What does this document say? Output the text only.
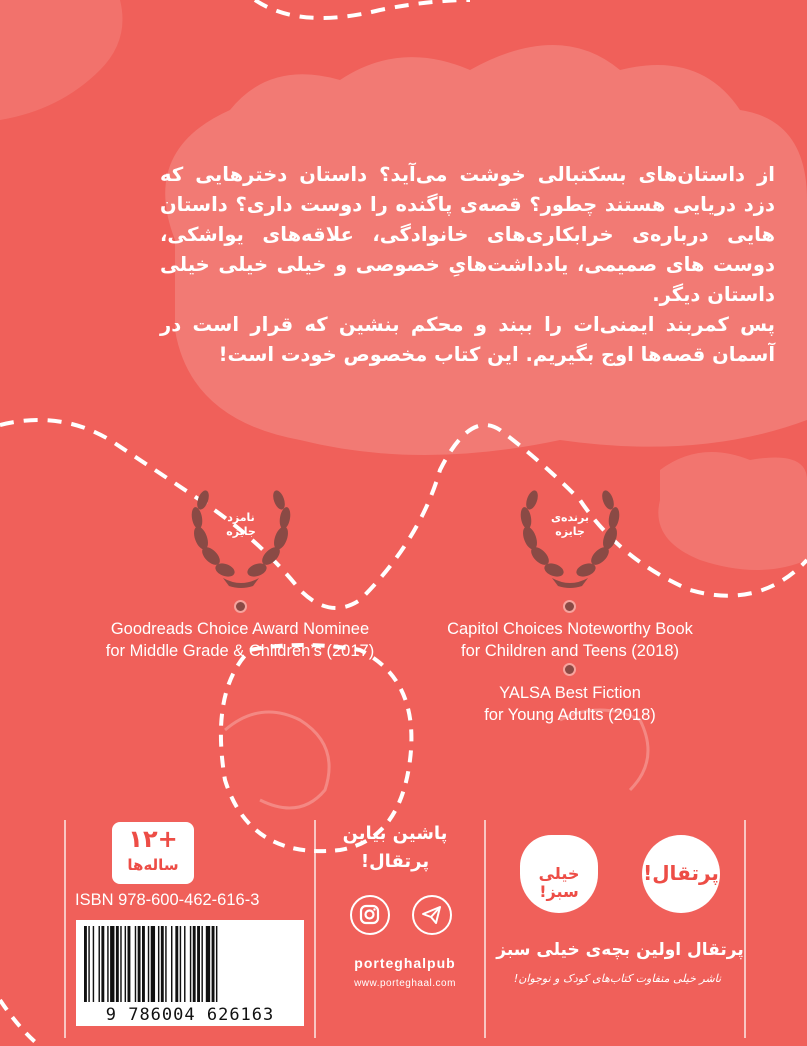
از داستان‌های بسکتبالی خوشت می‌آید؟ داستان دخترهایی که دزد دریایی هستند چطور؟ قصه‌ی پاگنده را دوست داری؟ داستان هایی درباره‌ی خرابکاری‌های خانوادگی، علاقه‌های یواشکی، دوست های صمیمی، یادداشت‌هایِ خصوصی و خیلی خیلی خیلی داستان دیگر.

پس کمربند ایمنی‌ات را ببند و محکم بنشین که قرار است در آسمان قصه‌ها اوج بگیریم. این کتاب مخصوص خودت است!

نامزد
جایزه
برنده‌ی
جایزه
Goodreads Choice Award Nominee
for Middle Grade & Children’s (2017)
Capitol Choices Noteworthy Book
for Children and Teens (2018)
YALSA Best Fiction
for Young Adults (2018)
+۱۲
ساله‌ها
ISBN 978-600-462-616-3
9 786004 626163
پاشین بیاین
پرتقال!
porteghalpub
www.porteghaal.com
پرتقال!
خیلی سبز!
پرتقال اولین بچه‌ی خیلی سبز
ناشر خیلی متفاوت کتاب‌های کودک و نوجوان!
-*-*-
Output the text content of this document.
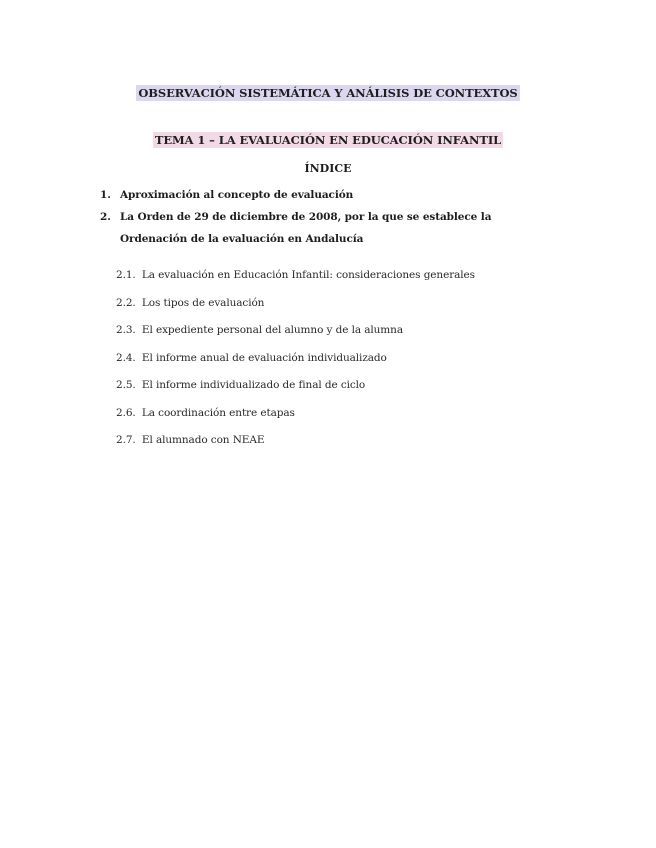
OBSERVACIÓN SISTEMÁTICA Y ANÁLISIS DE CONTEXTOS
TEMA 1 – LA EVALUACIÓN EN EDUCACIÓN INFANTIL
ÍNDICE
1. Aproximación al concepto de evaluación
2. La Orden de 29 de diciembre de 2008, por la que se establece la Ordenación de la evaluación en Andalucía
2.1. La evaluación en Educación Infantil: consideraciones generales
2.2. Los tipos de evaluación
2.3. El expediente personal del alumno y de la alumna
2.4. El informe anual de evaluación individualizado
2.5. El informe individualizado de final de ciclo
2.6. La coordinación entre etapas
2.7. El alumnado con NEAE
-*-*-
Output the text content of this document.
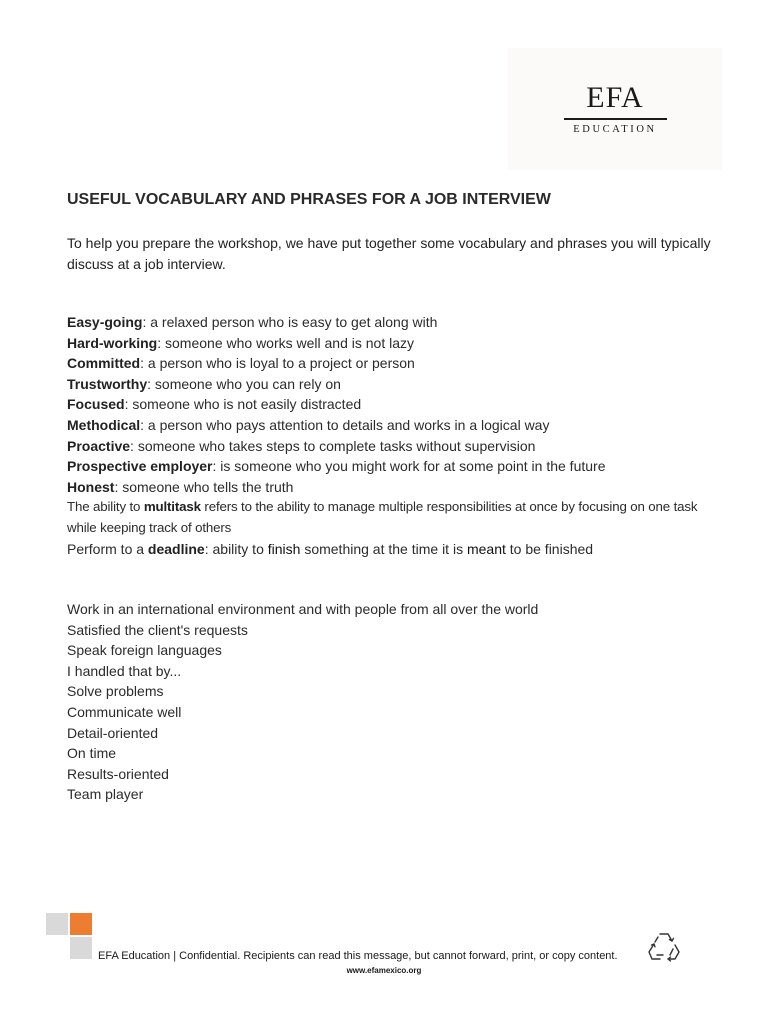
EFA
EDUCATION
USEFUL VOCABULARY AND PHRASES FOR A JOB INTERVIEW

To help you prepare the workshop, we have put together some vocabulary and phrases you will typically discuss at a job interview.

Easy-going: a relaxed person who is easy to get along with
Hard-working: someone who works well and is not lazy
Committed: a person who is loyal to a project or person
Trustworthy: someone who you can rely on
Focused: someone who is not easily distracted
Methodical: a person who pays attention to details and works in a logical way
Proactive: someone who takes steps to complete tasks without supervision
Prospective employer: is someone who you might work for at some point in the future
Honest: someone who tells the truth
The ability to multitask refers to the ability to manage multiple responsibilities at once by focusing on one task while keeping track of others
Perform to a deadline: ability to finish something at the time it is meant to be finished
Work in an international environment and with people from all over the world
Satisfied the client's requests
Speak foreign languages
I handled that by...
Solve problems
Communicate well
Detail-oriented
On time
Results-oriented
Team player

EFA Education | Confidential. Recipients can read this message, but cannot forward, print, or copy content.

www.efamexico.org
-*-*-
◆ **What you need to do**
Pull out every line of the records above that contains the word "informe".

◆ **Answer to the exercise**
2.4. El informe anual de evaluación individualizado
2.5. El informe individualizado de final de ciclo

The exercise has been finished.